> Provided material:
--- BEGIN ---

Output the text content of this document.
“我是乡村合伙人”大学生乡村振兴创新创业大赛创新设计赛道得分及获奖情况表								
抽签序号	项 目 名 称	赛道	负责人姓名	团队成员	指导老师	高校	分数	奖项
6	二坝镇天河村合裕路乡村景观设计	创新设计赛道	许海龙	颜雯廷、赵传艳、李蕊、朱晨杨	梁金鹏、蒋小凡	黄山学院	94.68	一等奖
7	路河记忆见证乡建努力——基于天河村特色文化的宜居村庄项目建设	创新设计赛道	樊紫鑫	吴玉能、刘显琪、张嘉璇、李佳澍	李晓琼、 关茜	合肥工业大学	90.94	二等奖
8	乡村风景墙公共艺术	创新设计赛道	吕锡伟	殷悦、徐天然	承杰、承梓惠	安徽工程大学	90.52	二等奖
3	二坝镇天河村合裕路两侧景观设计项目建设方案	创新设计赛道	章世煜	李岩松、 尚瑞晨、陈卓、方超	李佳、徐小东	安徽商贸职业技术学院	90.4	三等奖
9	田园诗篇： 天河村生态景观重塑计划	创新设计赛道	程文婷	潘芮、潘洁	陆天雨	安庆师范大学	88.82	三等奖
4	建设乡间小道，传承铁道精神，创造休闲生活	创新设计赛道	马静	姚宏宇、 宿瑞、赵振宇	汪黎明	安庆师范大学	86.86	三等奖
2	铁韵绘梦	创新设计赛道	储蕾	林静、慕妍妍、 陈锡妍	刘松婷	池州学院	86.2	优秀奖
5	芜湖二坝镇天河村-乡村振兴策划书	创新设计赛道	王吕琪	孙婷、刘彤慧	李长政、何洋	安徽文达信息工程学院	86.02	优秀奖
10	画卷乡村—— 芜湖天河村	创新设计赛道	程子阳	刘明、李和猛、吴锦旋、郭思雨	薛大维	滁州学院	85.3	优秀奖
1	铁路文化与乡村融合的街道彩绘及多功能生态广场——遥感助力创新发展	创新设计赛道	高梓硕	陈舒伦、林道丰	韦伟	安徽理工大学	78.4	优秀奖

--- END ---
--- BEGIN ---

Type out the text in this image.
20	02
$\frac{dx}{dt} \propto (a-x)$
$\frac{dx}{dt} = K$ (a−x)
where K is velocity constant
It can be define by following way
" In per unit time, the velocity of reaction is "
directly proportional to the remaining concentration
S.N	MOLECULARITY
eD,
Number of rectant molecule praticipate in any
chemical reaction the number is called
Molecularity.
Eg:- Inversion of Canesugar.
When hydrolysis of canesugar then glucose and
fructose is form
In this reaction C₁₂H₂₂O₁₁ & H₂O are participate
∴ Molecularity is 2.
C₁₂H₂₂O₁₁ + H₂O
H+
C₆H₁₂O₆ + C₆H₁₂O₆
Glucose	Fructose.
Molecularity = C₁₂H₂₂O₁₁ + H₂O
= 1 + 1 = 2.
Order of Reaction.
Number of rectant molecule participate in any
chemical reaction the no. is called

--- END ---

> Exercise aim:
Find every line holding the word "text"; give their count and nothing else.

> Solved problem:
2